The listing below is to be output in its exact form.

Recorded data:
>>>
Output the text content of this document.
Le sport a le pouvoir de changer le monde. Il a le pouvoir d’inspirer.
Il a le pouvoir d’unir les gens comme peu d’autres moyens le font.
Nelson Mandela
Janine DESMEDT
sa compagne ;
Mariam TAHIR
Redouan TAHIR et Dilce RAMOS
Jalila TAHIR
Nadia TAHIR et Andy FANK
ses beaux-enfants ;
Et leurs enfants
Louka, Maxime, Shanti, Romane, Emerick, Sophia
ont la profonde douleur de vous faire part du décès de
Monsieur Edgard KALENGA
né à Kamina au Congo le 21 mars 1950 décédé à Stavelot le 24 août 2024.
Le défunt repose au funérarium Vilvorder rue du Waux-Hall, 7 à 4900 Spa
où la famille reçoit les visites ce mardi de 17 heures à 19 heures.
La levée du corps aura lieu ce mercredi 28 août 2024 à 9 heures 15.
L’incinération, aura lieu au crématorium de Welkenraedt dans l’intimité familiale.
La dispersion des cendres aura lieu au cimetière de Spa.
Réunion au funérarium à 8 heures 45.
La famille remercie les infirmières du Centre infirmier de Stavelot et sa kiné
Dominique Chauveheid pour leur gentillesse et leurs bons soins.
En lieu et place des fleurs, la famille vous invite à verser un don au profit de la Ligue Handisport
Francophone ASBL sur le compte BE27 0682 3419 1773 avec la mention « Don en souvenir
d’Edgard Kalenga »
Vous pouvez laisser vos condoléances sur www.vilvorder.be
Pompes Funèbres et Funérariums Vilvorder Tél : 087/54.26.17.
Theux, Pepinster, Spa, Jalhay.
<<<
| EXERCISE ANSWER |
Output the text content of this document.
Le sport a le pouvoir de changer le monde. Il a le pouvoir d’inspirer.
Il a le pouvoir d’unir les gens comme peu d’autres moyens le font.
Nelson Mandela
Janine DESMEDT
sa compagne ;
Mariam TAHIR
Redouan TAHIR et Dilce RAMOS
Jalila TAHIR
Nadia TAHIR et Andy FANK
ses beaux-enfants ;
Et leurs enfants
Louka, Maxime, Shanti, Romane, Emerick, Sophia
ont la profonde douleur de vous faire part du décès de
Monsieur Edgard KALENGA
né à Kamina au Congo le 21 mars 1950 décédé à Stavelot le 24 août 2024.
Le défunt repose au funérarium Vilvorder rue du Waux-Hall, 7 à 4900 Spa
où la famille reçoit les visites ce mardi de 17 heures à 19 heures.
La levée du corps aura lieu ce mercredi 28 août 2024 à 9 heures 15.
L’incinération, aura lieu au crématorium de Welkenraedt dans l’intimité familiale.
La dispersion des cendres aura lieu au cimetière de Spa.
Réunion au funérarium à 8 heures 45.
La famille remercie les infirmières du Centre infirmier de Stavelot et sa kiné
Dominique Chauveheid pour leur gentillesse et leurs bons soins.
En lieu et place des fleurs, la famille vous invite à verser un don au profit de la Ligue Handisport
Francophone ASBL sur le compte BE27 0682 3419 1773 avec la mention « Don en souvenir
d’Edgard Kalenga »
Vous pouvez laisser vos condoléances sur www.vilvorder.be
Pompes Funèbres et Funérariums Vilvorder Tél : 087/54.26.17.
Theux, Pepinster, Spa, Jalhay.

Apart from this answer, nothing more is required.